§ Data for this task
——————————
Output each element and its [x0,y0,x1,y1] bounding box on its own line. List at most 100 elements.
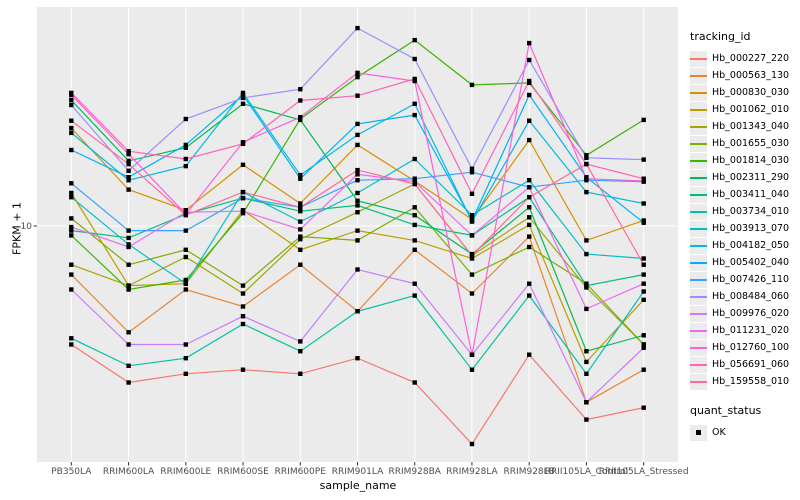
legend-item: Hb_009976_020 [690,305,798,322]
data-point [412,76,417,82]
data-point [69,336,74,341]
data-point [355,121,360,127]
legend-item: Hb_056691_060 [690,356,798,373]
legend-quant-status: quant_status OK [690,404,798,441]
data-point [298,115,303,120]
data-point [355,198,360,203]
data-point [469,170,475,175]
data-point [412,238,417,243]
data-point [69,233,74,238]
legend-key [690,237,707,254]
data-point [355,228,360,233]
legend-item-label: Hb_001655_030 [712,138,790,149]
legend-key [690,305,707,322]
data-point [641,281,646,286]
data-point [355,132,360,138]
data-point [641,289,646,294]
data-point [469,166,475,171]
data-point [355,93,360,98]
data-point [183,254,188,260]
data-point [183,145,188,150]
data-point [240,195,246,201]
data-point [584,283,589,288]
legend-key [690,84,707,101]
legend-item: Hb_000227_220 [690,50,798,67]
data-point [69,216,74,221]
legend-item-label: OK [712,427,726,438]
data-point [527,92,532,98]
legend-item-label: Hb_004182_050 [712,240,790,251]
x-tick-label: RRIM928BA [388,467,441,477]
data-point [126,242,131,247]
data-point [126,283,131,288]
legend-item-label: Hb_001343_040 [712,121,790,132]
data-point [412,205,417,210]
data-point [641,297,646,302]
data-point [240,367,246,372]
data-point [69,190,74,196]
legend-key [690,322,707,339]
data-point [412,156,417,162]
series-color-line-icon [690,312,707,315]
x-tick-label: RRIM928LB [503,467,555,477]
data-point [355,356,360,361]
legend-key [690,254,707,271]
legend-item: Hb_003734_010 [690,203,798,220]
data-point [126,228,131,233]
data-point [527,352,532,357]
series-color-line-icon [690,329,707,332]
data-point [298,262,303,267]
data-point [183,356,188,361]
y-tick-label: 10 [20,222,32,232]
data-point [412,222,417,228]
legend-key [690,67,707,84]
data-point [69,342,74,347]
legend-item-label: Hb_001814_030 [712,155,790,166]
ok-point-icon [696,429,701,435]
legend-item: Hb_003913_070 [690,220,798,237]
data-point [240,92,246,98]
legend-item: Hb_011231_020 [690,322,798,339]
data-point [469,213,475,218]
data-point [126,175,131,180]
legend-tracking-entries: Hb_000227_220 Hb_000563_130 Hb_000830_030 H… [690,50,798,390]
data-point [412,112,417,118]
data-point [469,441,475,447]
data-point [298,339,303,344]
data-point [584,371,589,376]
legend-item: Hb_000830_030 [690,84,798,101]
data-point [298,349,303,354]
data-point [69,147,74,153]
legend-item: Hb_002311_290 [690,169,798,186]
data-point [126,262,131,267]
data-point [298,219,303,224]
data-point [584,176,589,181]
data-point [469,253,475,258]
data-point [641,256,646,261]
data-point [69,181,74,186]
data-point [412,56,417,62]
legend-item-label: Hb_007426_110 [712,274,790,285]
legend-panel: tracking_id Hb_000227_220 Hb_000563_130 Hb… [690,30,798,441]
data-point [469,218,475,223]
data-point [527,222,532,228]
data-point [183,228,188,233]
legend-item-label: Hb_003411_040 [712,189,790,200]
legend-item: Hb_003411_040 [690,186,798,203]
series-color-line-icon [690,346,707,349]
data-point [527,185,532,190]
data-point [69,262,74,267]
data-point [527,137,532,143]
data-point [641,157,646,162]
data-point [126,158,131,164]
legend-item-label: Hb_009976_020 [712,308,790,319]
data-point [469,367,475,372]
x-tick-label: RRIM600LA [102,467,155,477]
data-point [355,267,360,272]
x-tick-label: RRIM600SE [217,467,269,477]
legend-item-quant-ok: OK [690,424,798,441]
data-point [527,118,532,123]
legend-item: Hb_007426_110 [690,271,798,288]
data-point [641,220,646,225]
data-point [584,238,589,243]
——————————
Put every line of the material above into a numbered list, skipping any blank lines and leaving out the pictures.

§ Solution below
1. Output each element and its [x0,y0,x1,y1] bounding box on its own line. List at most 100 elements.
2. legend-item: Hb_009976_020 [690,305,798,322]
3. data-point [412,76,417,82]
4. data-point [69,336,74,341]
5. data-point [355,121,360,127]
6. legend-item: Hb_056691_060 [690,356,798,373]
7. legend-quant-status: quant_status OK [690,404,798,441]
8. data-point [298,115,303,120]
9. data-point [355,198,360,203]
10. data-point [469,170,475,175]
11. data-point [412,238,417,243]
12. data-point [69,233,74,238]
13. legend-key [690,237,707,254]
14. data-point [355,228,360,233]
15. legend-item-label: Hb_001655_030 [712,138,790,149]
16. legend-key [690,305,707,322]
17. data-point [641,281,646,286]
18. data-point [355,132,360,138]
19. data-point [641,289,646,294]
20. data-point [469,166,475,171]
21. data-point [355,93,360,98]
22. data-point [183,254,188,260]
23. data-point [183,145,188,150]
24. data-point [240,195,246,201]
25. data-point [584,283,589,288]
26. legend-key [690,84,707,101]
27. legend-item: Hb_000227_220 [690,50,798,67]
28. data-point [69,216,74,221]
29. legend-item-label: OK [712,427,726,438]
30. data-point [527,92,532,98]
31. legend-item-label: Hb_004182_050 [712,240,790,251]
32. x-tick-label: RRIM928BA [388,467,441,477]
33. data-point [126,242,131,247]
34. data-point [126,283,131,288]
35. legend-item-label: Hb_001343_040 [712,121,790,132]
36. data-point [412,205,417,210]
37. data-point [641,297,646,302]
38. data-point [240,367,246,372]
39. data-point [69,190,74,196]
40. legend-key [690,322,707,339]
41. data-point [412,156,417,162]
42. series-color-line-icon [690,312,707,315]
43. x-tick-label: RRIM928LB [503,467,555,477]
44. data-point [355,356,360,361]
45. legend-key [690,254,707,271]
46. legend-item: Hb_003734_010 [690,203,798,220]
47. data-point [126,228,131,233]
48. data-point [527,352,532,357]
49. series-color-line-icon [690,329,707,332]
50. data-point [298,262,303,267]
51. data-point [183,356,188,361]
52. y-tick-label: 10 [20,222,32,232]
53. data-point [412,222,417,228]
54. legend-key [690,67,707,84]
55. data-point [69,342,74,347]
56. legend-item-label: Hb_001814_030 [712,155,790,166]
57. ok-point-icon [696,429,701,435]
58. legend-item: Hb_003913_070 [690,220,798,237]
59. data-point [240,92,246,98]
60. legend-item: Hb_011231_020 [690,322,798,339]
61. data-point [469,213,475,218]
62. data-point [126,175,131,180]
63. legend-tracking-entries: Hb_000227_220 Hb_000563_130 Hb_000830_030 H… [690,50,798,390]
64. data-point [412,112,417,118]
65. data-point [469,441,475,447]
66. data-point [298,339,303,344]
67. data-point [584,371,589,376]
68. legend-item: Hb_000830_030 [690,84,798,101]
69. data-point [298,349,303,354]
70. data-point [69,147,74,153]
71. legend-item: Hb_002311_290 [690,169,798,186]
72. data-point [126,262,131,267]
73. data-point [298,219,303,224]
74. data-point [584,176,589,181]
75. data-point [469,253,475,258]
76. data-point [641,256,646,261]
77. data-point [69,181,74,186]
78. data-point [412,56,417,62]
79. legend-item-label: Hb_007426_110 [712,274,790,285]
80. legend-panel: tracking_id Hb_000227_220 Hb_000563_130 Hb… [690,30,798,441]
81. data-point [469,218,475,223]
82. data-point [527,222,532,228]
83. data-point [183,228,188,233]
84. legend-item-label: Hb_003411_040 [712,189,790,200]
85. legend-item: Hb_003411_040 [690,186,798,203]
86. series-color-line-icon [690,346,707,349]
87. data-point [527,185,532,190]
88. data-point [69,262,74,267]
89. data-point [527,137,532,143]
90. data-point [641,157,646,162]
91. data-point [126,158,131,164]
92. legend-item-label: Hb_009976_020 [712,308,790,319]
93. data-point [469,367,475,372]
94. x-tick-label: RRIM600LA [102,467,155,477]
95. data-point [355,267,360,272]
96. x-tick-label: RRIM600SE [217,467,269,477]
97. legend-item-quant-ok: OK [690,424,798,441]
98. data-point [527,118,532,123]
99. legend-item: Hb_007426_110 [690,271,798,288]
100. data-point [641,220,646,225]
101. data-point [584,238,589,243]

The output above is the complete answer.